▸ WHAT YOU NEED TO DO: Would you quote every entry exactly, dropping only the pictures?

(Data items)

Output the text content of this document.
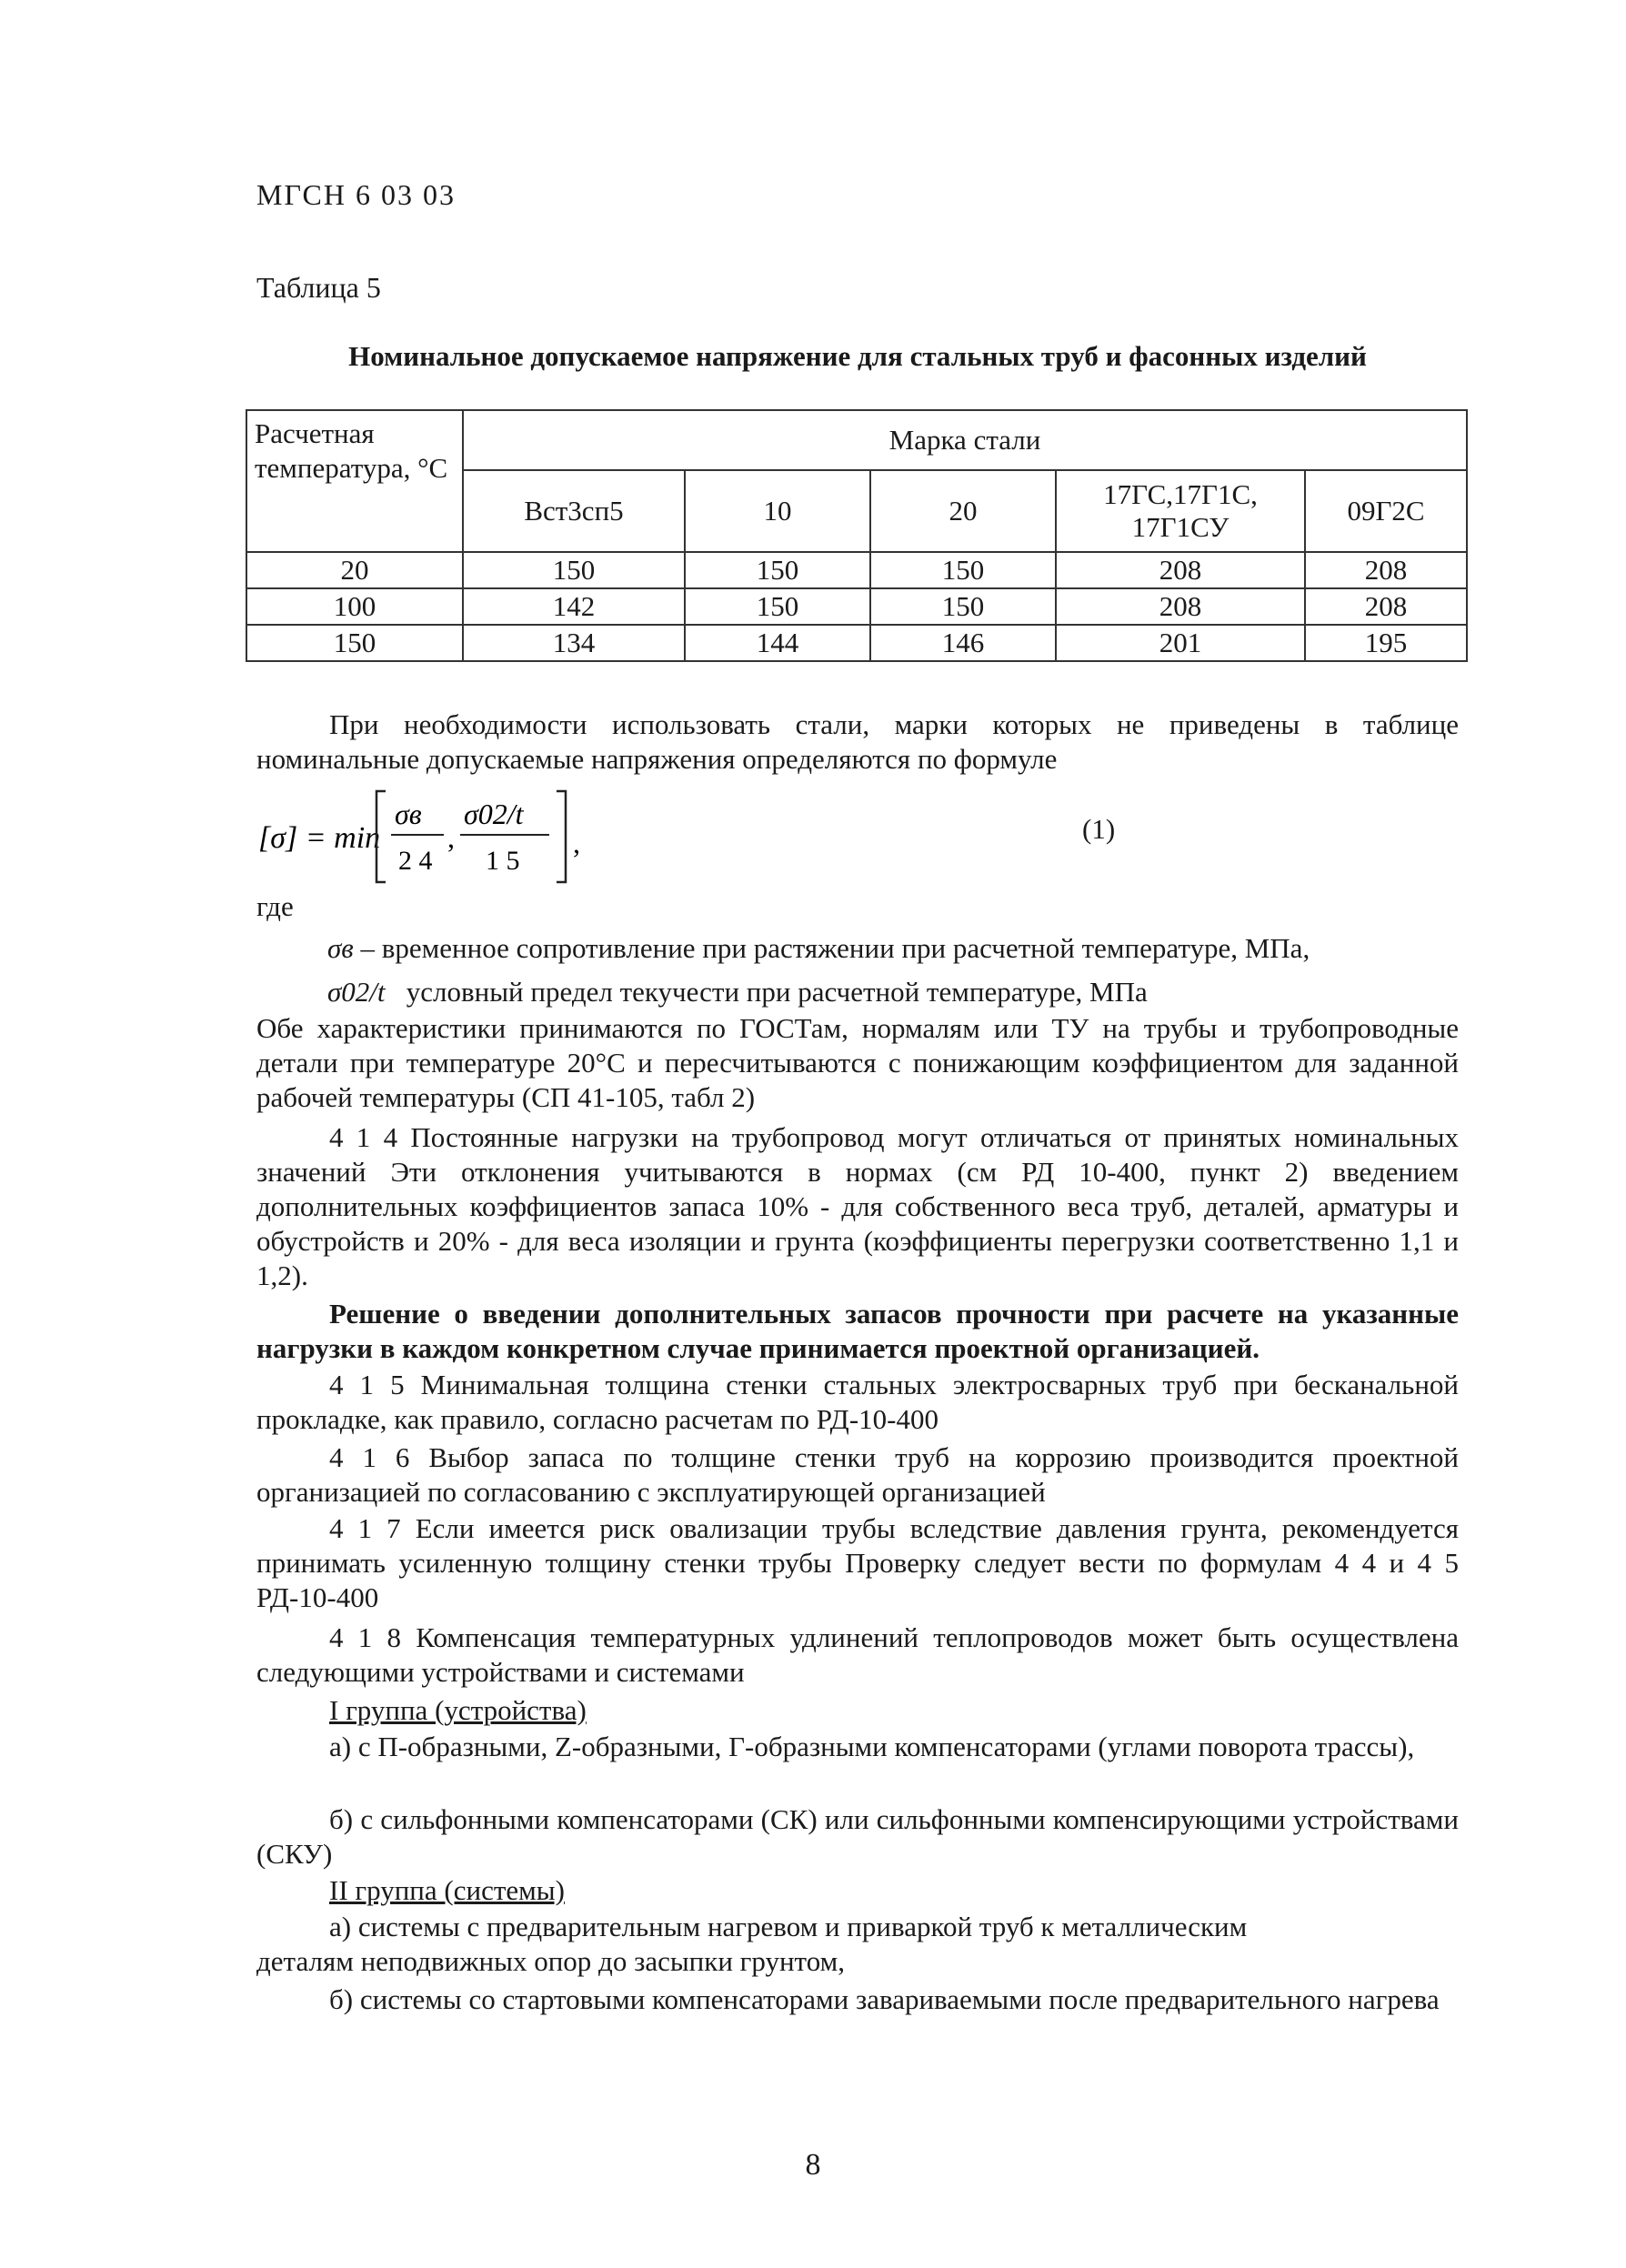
МГСН 6 03 03
Таблица 5
Номинальное допускаемое напряжение для стальных труб и фасонных изделий
Расчетная температура, °С	Марка стали				
	Вст3сп5	10	20	17ГС,17Г1С, 17Г1СУ	09Г2С
20	150	150	150	208	208
100	142	150	150	208	208
150	134	144	146	201	195
При необходимости использовать стали, марки которых не приведены в таблице номинальные допускаемые напряжения определяются по формуле
[σ] = min
σв
2 4
,
σ02/t
1 5
,	(1)
где
σв – временное сопротивление при растяжении при расчетной температуре, МПа,
σ02/t условный предел текучести при расчетной температуре, МПа
Обе характеристики принимаются по ГОСТам, нормалям или ТУ на трубы и трубопроводные детали при температуре 20°С и пересчитываются с понижающим коэффициентом для заданной рабочей температуры (СП 41-105, табл 2)
4 1 4 Постоянные нагрузки на трубопровод могут отличаться от принятых номинальных значений Эти отклонения учитываются в нормах (см РД 10-400, пункт 2) введением дополнительных коэффициентов запаса 10% - для собственного веса труб, деталей, арматуры и обустройств и 20% - для веса изоляции и грунта (коэффициенты перегрузки соответственно 1,1 и 1,2).
Решение о введении дополнительных запасов прочности при расчете на указанные нагрузки в каждом конкретном случае принимается проектной организацией.
4 1 5 Минимальная толщина стенки стальных электросварных труб при бесканальной прокладке, как правило, согласно расчетам по РД-10-400
4 1 6 Выбор запаса по толщине стенки труб на коррозию производится проектной организацией по согласованию с эксплуатирующей организацией
4 1 7 Если имеется риск овализации трубы вследствие давления грунта, рекомендуется принимать усиленную толщину стенки трубы Проверку следует вести по формулам 4 4 и 4 5 РД-10-400
4 1 8 Компенсация температурных удлинений теплопроводов может быть осуществлена следующими устройствами и системами
I группа (устройства)
а) с П-образными, Z-образными, Г-образными компенсаторами (углами поворота трассы),
б) с сильфонными компенсаторами (СК) или сильфонными компенсирующими устройствами (СКУ)
II группа (системы)
а) системы с предварительным нагревом и приваркой труб к металлическим деталям неподвижных опор до засыпки грунтом,
б) системы со стартовыми компенсаторами завариваемыми после предварительного нагрева
8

▸ ANSWER TO THIS PROBLEM:
Output the text content of this document.
МГСН 6 03 03
Таблица 5
Номинальное допускаемое напряжение для стальных труб и фасонных изделий
Расчетная температура, °С	Марка стали				
	Вст3сп5	10	20	17ГС,17Г1С, 17Г1СУ	09Г2С
20	150	150	150	208	208
100	142	150	150	208	208
150	134	144	146	201	195
При необходимости использовать стали, марки которых не приведены в таблице номинальные допускаемые напряжения определяются по формуле
[σ] = min
σв
2 4
,
σ02/t
1 5
,	(1)
где
σв – временное сопротивление при растяжении при расчетной температуре, МПа,
σ02/t условный предел текучести при расчетной температуре, МПа
Обе характеристики принимаются по ГОСТам, нормалям или ТУ на трубы и трубопроводные детали при температуре 20°С и пересчитываются с понижающим коэффициентом для заданной рабочей температуры (СП 41-105, табл 2)
4 1 4 Постоянные нагрузки на трубопровод могут отличаться от принятых номинальных значений Эти отклонения учитываются в нормах (см РД 10-400, пункт 2) введением дополнительных коэффициентов запаса 10% - для собственного веса труб, деталей, арматуры и обустройств и 20% - для веса изоляции и грунта (коэффициенты перегрузки соответственно 1,1 и 1,2).
Решение о введении дополнительных запасов прочности при расчете на указанные нагрузки в каждом конкретном случае принимается проектной организацией.
4 1 5 Минимальная толщина стенки стальных электросварных труб при бесканальной прокладке, как правило, согласно расчетам по РД-10-400
4 1 6 Выбор запаса по толщине стенки труб на коррозию производится проектной организацией по согласованию с эксплуатирующей организацией
4 1 7 Если имеется риск овализации трубы вследствие давления грунта, рекомендуется принимать усиленную толщину стенки трубы Проверку следует вести по формулам 4 4 и 4 5 РД-10-400
4 1 8 Компенсация температурных удлинений теплопроводов может быть осуществлена следующими устройствами и системами
I группа (устройства)
а) с П-образными, Z-образными, Г-образными компенсаторами (углами поворота трассы),
б) с сильфонными компенсаторами (СК) или сильфонными компенсирующими устройствами (СКУ)
II группа (системы)
а) системы с предварительным нагревом и приваркой труб к металлическим деталям неподвижных опор до засыпки грунтом,
б) системы со стартовыми компенсаторами завариваемыми после предварительного нагрева
8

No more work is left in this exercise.